* [Your goal]
Give only the number of lines that hold the word "Program".

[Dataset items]
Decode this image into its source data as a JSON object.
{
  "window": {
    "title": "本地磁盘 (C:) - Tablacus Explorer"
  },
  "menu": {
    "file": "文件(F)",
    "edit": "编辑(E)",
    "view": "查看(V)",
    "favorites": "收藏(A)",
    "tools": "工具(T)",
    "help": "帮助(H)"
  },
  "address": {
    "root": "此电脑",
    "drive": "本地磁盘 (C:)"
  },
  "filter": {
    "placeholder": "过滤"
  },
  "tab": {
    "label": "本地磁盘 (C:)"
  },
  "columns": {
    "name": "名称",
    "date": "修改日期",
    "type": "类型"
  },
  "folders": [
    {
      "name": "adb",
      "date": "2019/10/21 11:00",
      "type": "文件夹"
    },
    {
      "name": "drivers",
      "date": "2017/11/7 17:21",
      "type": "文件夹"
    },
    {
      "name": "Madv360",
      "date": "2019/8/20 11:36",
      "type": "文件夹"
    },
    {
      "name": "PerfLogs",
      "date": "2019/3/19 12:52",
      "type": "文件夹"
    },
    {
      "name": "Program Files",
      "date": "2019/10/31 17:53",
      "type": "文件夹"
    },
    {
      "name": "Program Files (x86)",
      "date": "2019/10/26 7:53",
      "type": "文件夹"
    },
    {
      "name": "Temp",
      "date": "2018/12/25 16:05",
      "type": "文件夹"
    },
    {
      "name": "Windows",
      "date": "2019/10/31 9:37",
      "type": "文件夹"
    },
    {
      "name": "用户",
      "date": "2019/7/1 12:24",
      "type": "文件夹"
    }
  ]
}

* [Result]
2